Dataset entries:
........

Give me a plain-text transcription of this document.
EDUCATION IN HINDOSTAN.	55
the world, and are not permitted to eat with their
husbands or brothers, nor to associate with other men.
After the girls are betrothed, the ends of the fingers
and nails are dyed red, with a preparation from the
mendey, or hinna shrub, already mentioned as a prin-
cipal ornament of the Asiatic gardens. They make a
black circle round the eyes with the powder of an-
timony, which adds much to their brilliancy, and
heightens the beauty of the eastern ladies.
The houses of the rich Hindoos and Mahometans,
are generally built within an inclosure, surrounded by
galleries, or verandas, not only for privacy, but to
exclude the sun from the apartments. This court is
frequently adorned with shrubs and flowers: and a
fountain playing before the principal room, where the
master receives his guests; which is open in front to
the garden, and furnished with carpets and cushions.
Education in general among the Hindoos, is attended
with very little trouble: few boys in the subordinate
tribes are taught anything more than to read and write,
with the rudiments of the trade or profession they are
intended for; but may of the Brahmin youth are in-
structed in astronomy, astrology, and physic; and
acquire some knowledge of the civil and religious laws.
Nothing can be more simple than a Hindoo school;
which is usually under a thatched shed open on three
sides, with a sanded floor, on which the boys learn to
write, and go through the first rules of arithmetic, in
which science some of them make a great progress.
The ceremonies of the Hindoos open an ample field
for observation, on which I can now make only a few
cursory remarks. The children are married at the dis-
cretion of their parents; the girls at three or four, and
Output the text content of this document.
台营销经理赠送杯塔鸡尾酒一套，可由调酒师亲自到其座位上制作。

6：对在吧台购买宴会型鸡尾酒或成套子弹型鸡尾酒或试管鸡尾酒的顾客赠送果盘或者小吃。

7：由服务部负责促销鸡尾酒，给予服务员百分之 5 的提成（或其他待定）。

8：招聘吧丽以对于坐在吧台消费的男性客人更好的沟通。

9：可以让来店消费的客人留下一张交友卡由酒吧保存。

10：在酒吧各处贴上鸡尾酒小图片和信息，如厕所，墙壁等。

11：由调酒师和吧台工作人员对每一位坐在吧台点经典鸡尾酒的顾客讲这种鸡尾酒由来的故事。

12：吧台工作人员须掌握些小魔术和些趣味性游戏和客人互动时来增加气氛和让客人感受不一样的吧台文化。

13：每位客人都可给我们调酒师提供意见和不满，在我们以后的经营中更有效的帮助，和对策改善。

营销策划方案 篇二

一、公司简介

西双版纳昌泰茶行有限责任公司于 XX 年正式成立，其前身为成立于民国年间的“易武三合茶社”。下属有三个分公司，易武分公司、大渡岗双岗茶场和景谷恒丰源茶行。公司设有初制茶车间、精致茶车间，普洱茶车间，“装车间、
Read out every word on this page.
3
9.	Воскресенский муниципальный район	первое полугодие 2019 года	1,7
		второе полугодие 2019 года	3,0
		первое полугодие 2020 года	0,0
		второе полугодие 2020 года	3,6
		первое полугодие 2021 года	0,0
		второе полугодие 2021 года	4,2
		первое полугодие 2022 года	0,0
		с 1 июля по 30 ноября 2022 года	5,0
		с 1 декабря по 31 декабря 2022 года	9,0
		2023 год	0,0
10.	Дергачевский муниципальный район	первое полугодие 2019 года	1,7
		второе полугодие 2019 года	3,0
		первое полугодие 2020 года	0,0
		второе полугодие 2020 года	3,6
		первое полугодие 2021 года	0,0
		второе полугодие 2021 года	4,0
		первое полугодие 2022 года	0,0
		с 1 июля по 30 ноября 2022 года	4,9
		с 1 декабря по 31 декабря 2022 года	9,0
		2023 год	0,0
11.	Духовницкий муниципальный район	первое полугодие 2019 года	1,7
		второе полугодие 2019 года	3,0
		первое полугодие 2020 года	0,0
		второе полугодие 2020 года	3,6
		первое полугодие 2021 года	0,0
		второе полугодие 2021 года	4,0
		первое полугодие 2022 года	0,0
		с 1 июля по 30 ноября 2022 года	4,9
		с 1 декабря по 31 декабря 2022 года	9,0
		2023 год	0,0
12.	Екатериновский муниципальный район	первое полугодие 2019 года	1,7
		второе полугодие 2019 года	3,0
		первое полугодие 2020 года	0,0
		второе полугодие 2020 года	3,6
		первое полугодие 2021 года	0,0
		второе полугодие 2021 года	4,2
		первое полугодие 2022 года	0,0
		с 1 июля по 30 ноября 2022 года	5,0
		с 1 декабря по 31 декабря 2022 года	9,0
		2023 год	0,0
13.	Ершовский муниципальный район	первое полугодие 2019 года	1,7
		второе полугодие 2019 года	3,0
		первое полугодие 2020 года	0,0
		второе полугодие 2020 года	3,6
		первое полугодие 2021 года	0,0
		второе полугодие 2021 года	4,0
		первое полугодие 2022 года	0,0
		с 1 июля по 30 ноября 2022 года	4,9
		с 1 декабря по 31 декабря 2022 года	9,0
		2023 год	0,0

........

PROBLEM DESCRIPTION ▸
Copy all lines from the material that include "район".

RESULT ▸
9.	Воскресенский муниципальный район	первое полугодие 2019 года	1,7
10.	Дергачевский муниципальный район	первое полугодие 2019 года	1,7
11.	Духовницкий муниципальный район	первое полугодие 2019 года	1,7
12.	Екатериновский муниципальный район	первое полугодие 2019 года	1,7
13.	Ершовский муниципальный район	первое полугодие 2019 года	1,7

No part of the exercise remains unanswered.